(Part of a data file)
________________________________________

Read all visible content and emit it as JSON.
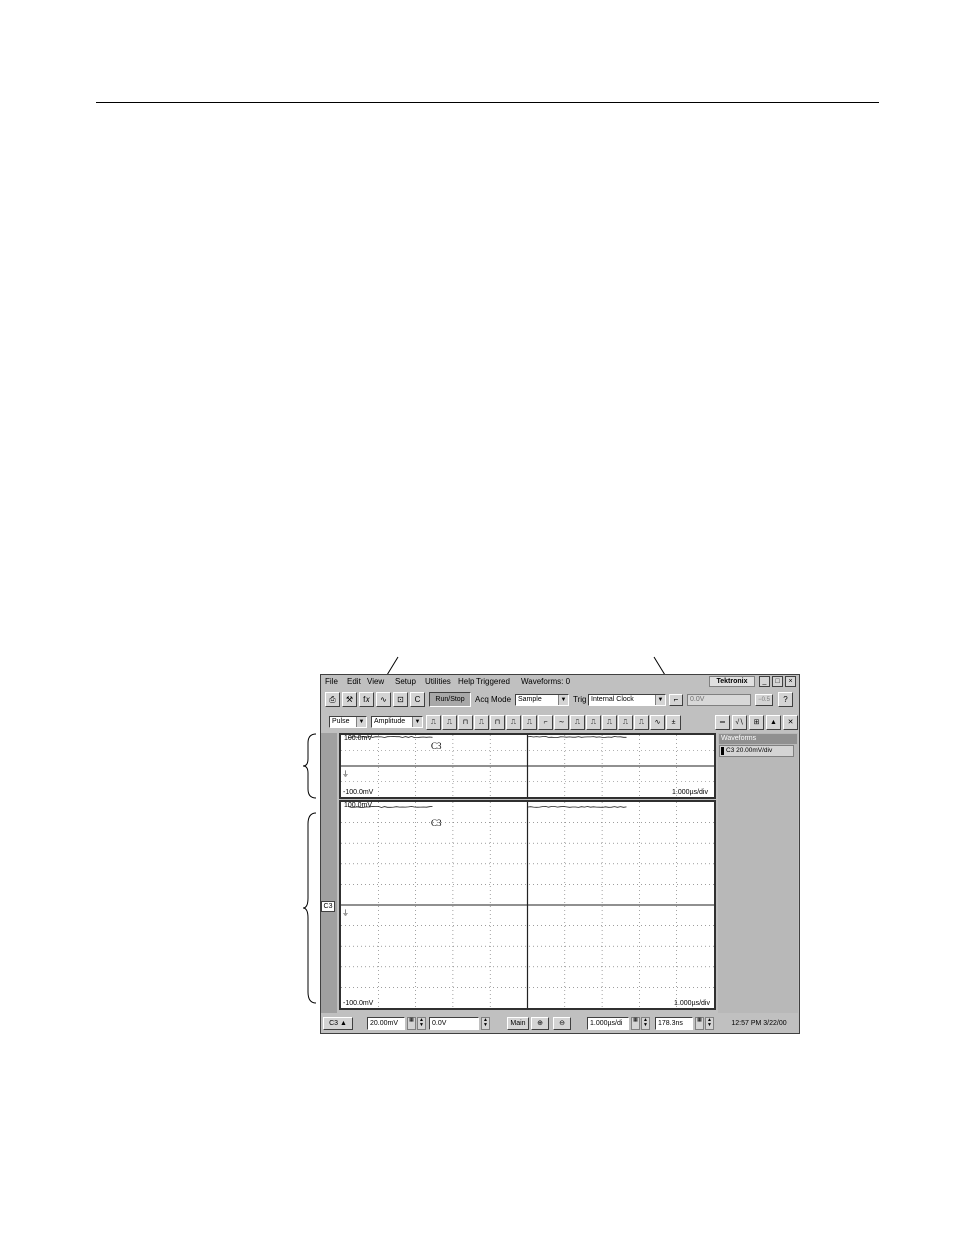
{
  "menu": {
    "items": [
      "File",
      "Edit",
      "View",
      "Setup",
      "Utilities",
      "Help"
    ],
    "status_triggered": "Triggered",
    "status_waveforms": "Waveforms: 0",
    "logo": "Tektronix",
    "minimize": "_",
    "restore": "□",
    "close": "×"
  },
  "toolbar": {
    "icons": [
      "printer-icon",
      "tools-icon",
      "fx-icon",
      "waveform-icon",
      "cursor-icon",
      "clear-icon"
    ],
    "icon_glyphs": [
      "⎙",
      "⚒",
      "f𝑥",
      "∿",
      "⊡",
      "C"
    ],
    "run_stop": "Run/Stop",
    "acq_mode_label": "Acq Mode",
    "acq_mode_value": "Sample",
    "trig_label": "Trig",
    "trig_value": "Internal Clock",
    "trig_level": "0.0V",
    "help_glyph": "?",
    "edge_glyph": "⌐"
  },
  "measure": {
    "category": "Pulse",
    "measurement": "Amplitude",
    "icon_count": 16
  },
  "top_screen": {
    "channel": "C3",
    "top_left": "100.0mV",
    "bottom_left": "-100.0mV",
    "bottom_right": "1.000µs/div"
  },
  "main_screen": {
    "channel": "C3",
    "top_left": "100.0mV",
    "bottom_left": "-100.0mV",
    "bottom_right": "1.000µs/div"
  },
  "side_panel": {
    "title": "Waveforms",
    "item": "C3 20.00mV/div"
  },
  "left_marker": "C3",
  "status": {
    "channel": "C3",
    "volts_div": "20.00mV",
    "offset": "0.0V",
    "main": "Main",
    "time_div": "1.000µs/di",
    "position": "178.3ns",
    "clock": "12:57 PM 3/22/00"
  }
}
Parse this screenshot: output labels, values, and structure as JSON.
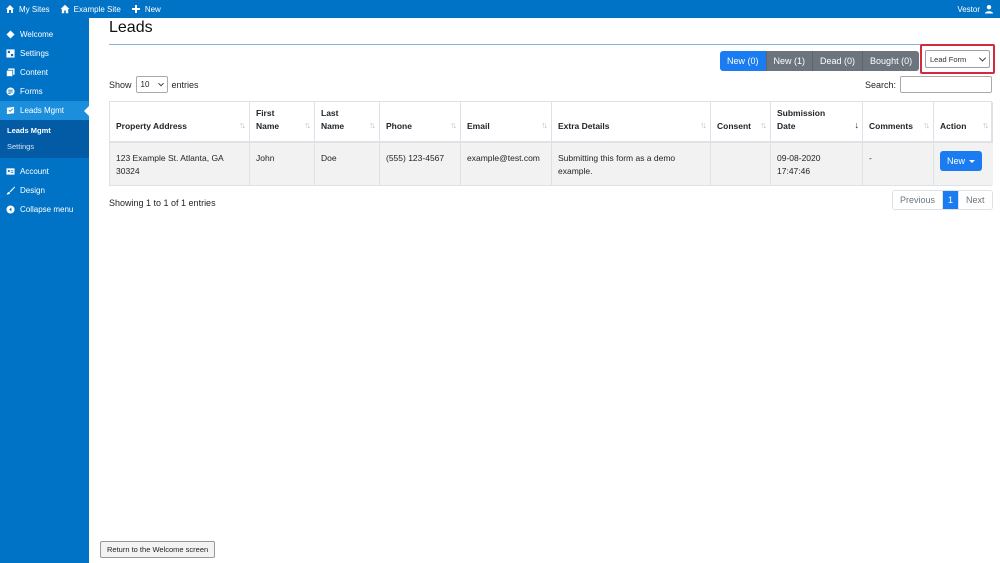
{
  "adminbar": {
    "my_sites": "My Sites",
    "site_name": "Example Site",
    "new_label": "New",
    "user_name": "Vestor"
  },
  "sidebar": {
    "items": [
      {
        "label": "Welcome",
        "icon": "diamond-icon"
      },
      {
        "label": "Settings",
        "icon": "settings-panel-icon"
      },
      {
        "label": "Content",
        "icon": "pages-icon"
      },
      {
        "label": "Forms",
        "icon": "forms-icon"
      },
      {
        "label": "Leads Mgmt",
        "icon": "leads-icon"
      }
    ],
    "submenu": [
      "Leads Mgmt",
      "Settings"
    ],
    "bottom_items": [
      {
        "label": "Account",
        "icon": "id-card-icon"
      },
      {
        "label": "Design",
        "icon": "brush-icon"
      },
      {
        "label": "Collapse menu",
        "icon": "collapse-icon"
      }
    ]
  },
  "page": {
    "title": "Leads",
    "status_tabs": [
      "New (0)",
      "New (1)",
      "Dead (0)",
      "Bought (0)"
    ],
    "form_select": "Lead Form",
    "show_label": "Show",
    "entries_value": "10",
    "entries_label": "entries",
    "search_label": "Search:"
  },
  "table": {
    "headers": [
      "Property Address",
      "First Name",
      "Last Name",
      "Phone",
      "Email",
      "Extra Details",
      "Consent",
      "Submission Date",
      "Comments",
      "Action"
    ],
    "rows": [
      {
        "address": "123 Example St. Atlanta, GA 30324",
        "first": "John",
        "last": "Doe",
        "phone": "(555) 123-4567",
        "email": "example@test.com",
        "details": "Submitting this form as a demo example.",
        "consent": "",
        "date": "09-08-2020 17:47:46",
        "comments": "-",
        "action": "New"
      }
    ]
  },
  "footer": {
    "info": "Showing 1 to 1 of 1 entries",
    "previous": "Previous",
    "page": "1",
    "next": "Next",
    "return_button": "Return to the Welcome screen"
  },
  "colors": {
    "wp_blue": "#0073c6",
    "primary": "#1a7cf0",
    "secondary": "#6c757d",
    "highlight_border": "#d42a3f"
  }
}
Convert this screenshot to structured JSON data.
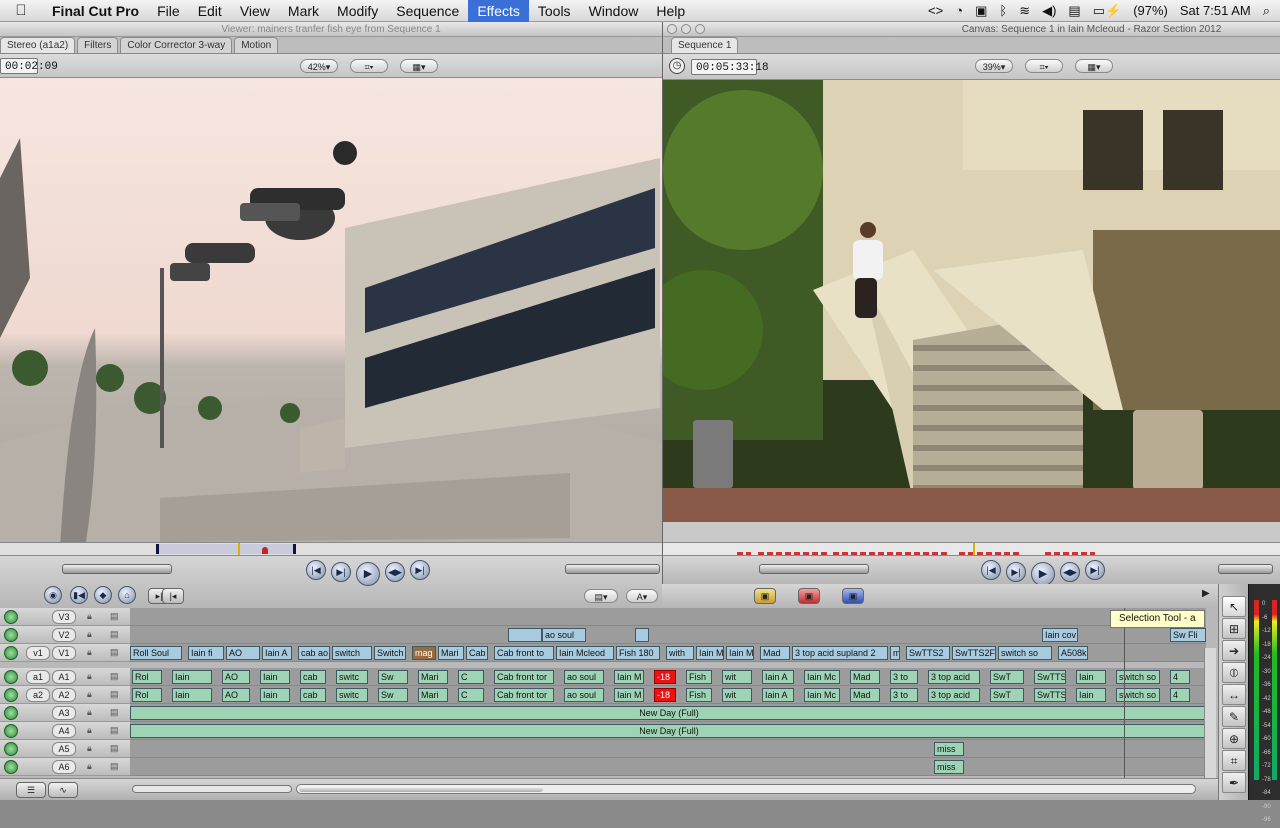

________________________________________

=== Written problem ===
Reproduce the material word for word, minus the images.

=== Solution below ===
Read all visible content and emit it as JSON.
{
  "menu": {
    "items": [
      "File",
      "Edit",
      "View",
      "Setup",
      "Utilities",
      "Help"
    ],
    "status_triggered": "Triggered",
    "status_waveforms": "Waveforms: 0",
    "logo": "Tektronix",
    "minimize": "_",
    "restore": "□",
    "close": "×"
  },
  "toolbar": {
    "icons": [
      "printer-icon",
      "tools-icon",
      "fx-icon",
      "waveform-icon",
      "cursor-icon",
      "clear-icon"
    ],
    "icon_glyphs": [
      "⎙",
      "⚒",
      "f𝑥",
      "∿",
      "⊡",
      "C"
    ],
    "run_stop": "Run/Stop",
    "acq_mode_label": "Acq Mode",
    "acq_mode_value": "Sample",
    "trig_label": "Trig",
    "trig_value": "Internal Clock",
    "trig_level": "0.0V",
    "help_glyph": "?",
    "edge_glyph": "⌐"
  },
  "measure": {
    "category": "Pulse",
    "measurement": "Amplitude",
    "icon_count": 16
  },
  "top_screen": {
    "channel": "C3",
    "top_left": "100.0mV",
    "bottom_left": "-100.0mV",
    "bottom_right": "1.000µs/div"
  },
  "main_screen": {
    "channel": "C3",
    "top_left": "100.0mV",
    "bottom_left": "-100.0mV",
    "bottom_right": "1.000µs/div"
  },
  "side_panel": {
    "title": "Waveforms",
    "item": "C3 20.00mV/div"
  },
  "left_marker": "C3",
  "status": {
    "channel": "C3",
    "volts_div": "20.00mV",
    "offset": "0.0V",
    "main": "Main",
    "time_div": "1.000µs/di",
    "position": "178.3ns",
    "clock": "12:57 PM 3/22/00"
  }
}
Parse this screenshot: output labels, values, and structure as JSON.
{
  "adminbar": {
    "my_sites": "My Sites",
    "site_name": "Example Site",
    "new_label": "New",
    "user_name": "Vestor"
  },
  "sidebar": {
    "items": [
      {
        "label": "Welcome",
        "icon": "diamond-icon"
      },
      {
        "label": "Settings",
        "icon": "settings-panel-icon"
      },
      {
        "label": "Content",
        "icon": "pages-icon"
      },
      {
        "label": "Forms",
        "icon": "forms-icon"
      },
      {
        "label": "Leads Mgmt",
        "icon": "leads-icon"
      }
    ],
    "submenu": [
      "Leads Mgmt",
      "Settings"
    ],
    "bottom_items": [
      {
        "label": "Account",
        "icon": "id-card-icon"
      },
      {
        "label": "Design",
        "icon": "brush-icon"
      },
      {
        "label": "Collapse menu",
        "icon": "collapse-icon"
      }
    ]
  },
  "page": {
    "title": "Leads",
    "status_tabs": [
      "New (0)",
      "New (1)",
      "Dead (0)",
      "Bought (0)"
    ],
    "form_select": "Lead Form",
    "show_label": "Show",
    "entries_value": "10",
    "entries_label": "entries",
    "search_label": "Search:"
  },
  "table": {
    "headers": [
      "Property Address",
      "First Name",
      "Last Name",
      "Phone",
      "Email",
      "Extra Details",
      "Consent",
      "Submission Date",
      "Comments",
      "Action"
    ],
    "rows": [
      {
        "address": "123 Example St. Atlanta, GA 30324",
        "first": "John",
        "last": "Doe",
        "phone": "(555) 123-4567",
        "email": "example@test.com",
        "details": "Submitting this form as a demo example.",
        "consent": "",
        "date": "09-08-2020 17:47:46",
        "comments": "-",
        "action": "New"
      }
    ]
  },
  "footer": {
    "info": "Showing 1 to 1 of 1 entries",
    "previous": "Previous",
    "page": "1",
    "next": "Next",
    "return_button": "Return to the Welcome screen"
  },
  "colors": {
    "wp_blue": "#0073c6",
    "primary": "#1a7cf0",
    "secondary": "#6c757d",
    "highlight_border": "#d42a3f"
  }
}
Convert this screenshot to structured JSON data.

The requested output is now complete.